### INSTRUCTIONS TO FOLLOW
Reproduce every record below exactly as written, but leave out any pictures.

(Data entries)
## Begin

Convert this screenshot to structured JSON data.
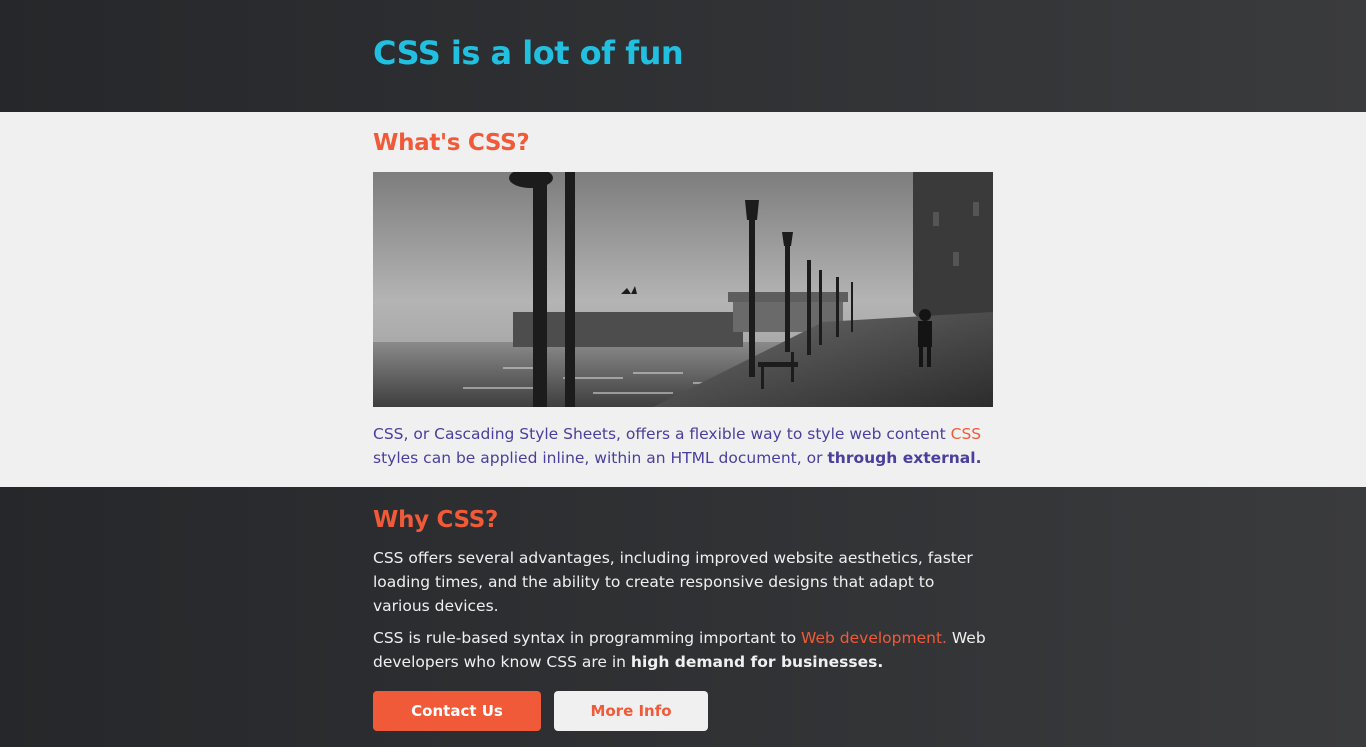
{
  "header": {
    "title": "CSS is a lot of fun"
  },
  "whats_css": {
    "heading": "What's CSS?",
    "paragraph_start": "CSS, or Cascading Style Sheets, offers a flexible way to style web content ",
    "paragraph_accent": "CSS",
    "paragraph_middle": " styles can be applied inline, within an HTML document, or ",
    "paragraph_bold": "through external."
  },
  "why_css": {
    "heading": "Why CSS?",
    "paragraph1": "CSS offers several advantages, including improved website aesthetics, faster loading times, and the ability to create responsive designs that adapt to various devices.",
    "paragraph2_start": "CSS is rule-based syntax in programming important to ",
    "paragraph2_accent": "Web development.",
    "paragraph2_middle": " Web developers who know CSS are in ",
    "paragraph2_bold": "high demand for businesses.",
    "contact_button": "Contact Us",
    "more_button": "More Info"
  },
  "colors": {
    "title": "#22c0e0",
    "accent": "#f05a38",
    "body_text_light": "#4a3f9c",
    "dark_bg": "#25272a",
    "light_bg": "#f0f0f0"
  }
}
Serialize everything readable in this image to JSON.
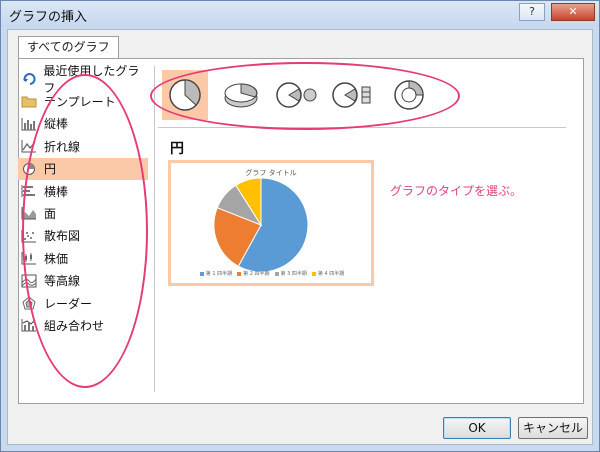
{
  "window": {
    "title": "グラフの挿入",
    "help_glyph": "?",
    "close_glyph": "✕"
  },
  "tab": {
    "label": "すべてのグラフ"
  },
  "chart_types": [
    {
      "label": "最近使用したグラフ",
      "icon": "recent-icon"
    },
    {
      "label": "テンプレート",
      "icon": "folder-icon"
    },
    {
      "label": "縦棒",
      "icon": "column-chart-icon"
    },
    {
      "label": "折れ線",
      "icon": "line-chart-icon"
    },
    {
      "label": "円",
      "icon": "pie-chart-icon",
      "selected": true
    },
    {
      "label": "横棒",
      "icon": "bar-chart-icon"
    },
    {
      "label": "面",
      "icon": "area-chart-icon"
    },
    {
      "label": "散布図",
      "icon": "scatter-chart-icon"
    },
    {
      "label": "株価",
      "icon": "stock-chart-icon"
    },
    {
      "label": "等高線",
      "icon": "surface-chart-icon"
    },
    {
      "label": "レーダー",
      "icon": "radar-chart-icon"
    },
    {
      "label": "組み合わせ",
      "icon": "combo-chart-icon"
    }
  ],
  "subtypes": [
    "pie",
    "3d-pie",
    "pie-of-pie",
    "bar-of-pie",
    "doughnut"
  ],
  "section_title": "円",
  "preview": {
    "chart_title": "グラフ タイトル",
    "legend": [
      "第 1 四半期",
      "第 2 四半期",
      "第 3 四半期",
      "第 4 四半期"
    ]
  },
  "chart_data": {
    "type": "pie",
    "title": "グラフ タイトル",
    "categories": [
      "第 1 四半期",
      "第 2 四半期",
      "第 3 四半期",
      "第 4 四半期"
    ],
    "values": [
      58,
      23,
      10,
      9
    ],
    "colors": [
      "#5b9bd5",
      "#ed7d31",
      "#a5a5a5",
      "#ffc000"
    ]
  },
  "annotation": {
    "text": "グラフのタイプを選ぶ。",
    "color": "#e0437e"
  },
  "buttons": {
    "ok": "OK",
    "cancel": "キャンセル"
  },
  "colors": {
    "selection": "#fbc8a8",
    "ellipse": "#e63b76"
  }
}
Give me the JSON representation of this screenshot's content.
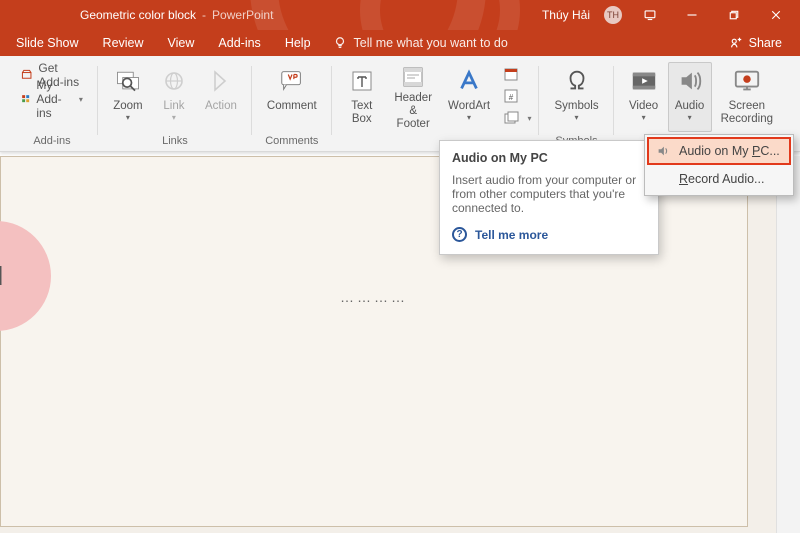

## End

### EXERCISE RESPONSE
Convert this screenshot to structured JSON data.
{
  "header": {
    "title": "CSS is a lot of fun"
  },
  "whats_css": {
    "heading": "What's CSS?",
    "paragraph_start": "CSS, or Cascading Style Sheets, offers a flexible way to style web content ",
    "paragraph_accent": "CSS",
    "paragraph_middle": " styles can be applied inline, within an HTML document, or ",
    "paragraph_bold": "through external."
  },
  "why_css": {
    "heading": "Why CSS?",
    "paragraph1": "CSS offers several advantages, including improved website aesthetics, faster loading times, and the ability to create responsive designs that adapt to various devices.",
    "paragraph2_start": "CSS is rule-based syntax in programming important to ",
    "paragraph2_accent": "Web development.",
    "paragraph2_middle": " Web developers who know CSS are in ",
    "paragraph2_bold": "high demand for businesses.",
    "contact_button": "Contact Us",
    "more_button": "More Info"
  },
  "colors": {
    "title": "#22c0e0",
    "accent": "#f05a38",
    "body_text_light": "#4a3f9c",
    "dark_bg": "#25272a",
    "light_bg": "#f0f0f0"
  }
}
Serialize everything readable in this image to JSON.
{
  "window": {
    "title": "グラフの挿入",
    "help_glyph": "?",
    "close_glyph": "✕"
  },
  "tab": {
    "label": "すべてのグラフ"
  },
  "chart_types": [
    {
      "label": "最近使用したグラフ",
      "icon": "recent-icon"
    },
    {
      "label": "テンプレート",
      "icon": "folder-icon"
    },
    {
      "label": "縦棒",
      "icon": "column-chart-icon"
    },
    {
      "label": "折れ線",
      "icon": "line-chart-icon"
    },
    {
      "label": "円",
      "icon": "pie-chart-icon",
      "selected": true
    },
    {
      "label": "横棒",
      "icon": "bar-chart-icon"
    },
    {
      "label": "面",
      "icon": "area-chart-icon"
    },
    {
      "label": "散布図",
      "icon": "scatter-chart-icon"
    },
    {
      "label": "株価",
      "icon": "stock-chart-icon"
    },
    {
      "label": "等高線",
      "icon": "surface-chart-icon"
    },
    {
      "label": "レーダー",
      "icon": "radar-chart-icon"
    },
    {
      "label": "組み合わせ",
      "icon": "combo-chart-icon"
    }
  ],
  "subtypes": [
    "pie",
    "3d-pie",
    "pie-of-pie",
    "bar-of-pie",
    "doughnut"
  ],
  "section_title": "円",
  "preview": {
    "chart_title": "グラフ タイトル",
    "legend": [
      "第 1 四半期",
      "第 2 四半期",
      "第 3 四半期",
      "第 4 四半期"
    ]
  },
  "chart_data": {
    "type": "pie",
    "title": "グラフ タイトル",
    "categories": [
      "第 1 四半期",
      "第 2 四半期",
      "第 3 四半期",
      "第 4 四半期"
    ],
    "values": [
      58,
      23,
      10,
      9
    ],
    "colors": [
      "#5b9bd5",
      "#ed7d31",
      "#a5a5a5",
      "#ffc000"
    ]
  },
  "annotation": {
    "text": "グラフのタイプを選ぶ。",
    "color": "#e0437e"
  },
  "buttons": {
    "ok": "OK",
    "cancel": "キャンセル"
  },
  "colors": {
    "selection": "#fbc8a8",
    "ellipse": "#e63b76"
  }
}
Give me the JSON representation of this screenshot's content.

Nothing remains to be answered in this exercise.